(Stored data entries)
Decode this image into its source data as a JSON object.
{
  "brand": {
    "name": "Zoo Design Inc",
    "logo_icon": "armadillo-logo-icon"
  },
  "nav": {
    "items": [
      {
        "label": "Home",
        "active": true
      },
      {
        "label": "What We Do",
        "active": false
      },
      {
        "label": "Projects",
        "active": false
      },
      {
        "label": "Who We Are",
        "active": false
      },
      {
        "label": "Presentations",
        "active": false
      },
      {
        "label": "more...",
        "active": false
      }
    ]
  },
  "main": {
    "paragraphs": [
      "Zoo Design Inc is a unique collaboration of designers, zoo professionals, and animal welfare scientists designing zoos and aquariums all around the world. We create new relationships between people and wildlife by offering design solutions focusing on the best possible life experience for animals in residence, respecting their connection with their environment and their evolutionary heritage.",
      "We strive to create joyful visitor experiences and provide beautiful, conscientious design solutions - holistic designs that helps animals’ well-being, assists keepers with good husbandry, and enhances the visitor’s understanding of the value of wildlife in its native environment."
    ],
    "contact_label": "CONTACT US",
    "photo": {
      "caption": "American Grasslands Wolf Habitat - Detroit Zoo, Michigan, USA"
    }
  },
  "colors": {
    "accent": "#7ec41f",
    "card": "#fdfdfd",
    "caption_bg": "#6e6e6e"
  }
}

REQUIREMENTS: Repeat the data precisely, reproducing every entry.

WRITTEN SOLUTION:
Decode this image into its source data as a JSON object.
{
  "brand": {
    "name": "Zoo Design Inc",
    "logo_icon": "armadillo-logo-icon"
  },
  "nav": {
    "items": [
      {
        "label": "Home",
        "active": true
      },
      {
        "label": "What We Do",
        "active": false
      },
      {
        "label": "Projects",
        "active": false
      },
      {
        "label": "Who We Are",
        "active": false
      },
      {
        "label": "Presentations",
        "active": false
      },
      {
        "label": "more...",
        "active": false
      }
    ]
  },
  "main": {
    "paragraphs": [
      "Zoo Design Inc is a unique collaboration of designers, zoo professionals, and animal welfare scientists designing zoos and aquariums all around the world. We create new relationships between people and wildlife by offering design solutions focusing on the best possible life experience for animals in residence, respecting their connection with their environment and their evolutionary heritage.",
      "We strive to create joyful visitor experiences and provide beautiful, conscientious design solutions - holistic designs that helps animals’ well-being, assists keepers with good husbandry, and enhances the visitor’s understanding of the value of wildlife in its native environment."
    ],
    "contact_label": "CONTACT US",
    "photo": {
      "caption": "American Grasslands Wolf Habitat - Detroit Zoo, Michigan, USA"
    }
  },
  "colors": {
    "accent": "#7ec41f",
    "card": "#fdfdfd",
    "caption_bg": "#6e6e6e"
  }
}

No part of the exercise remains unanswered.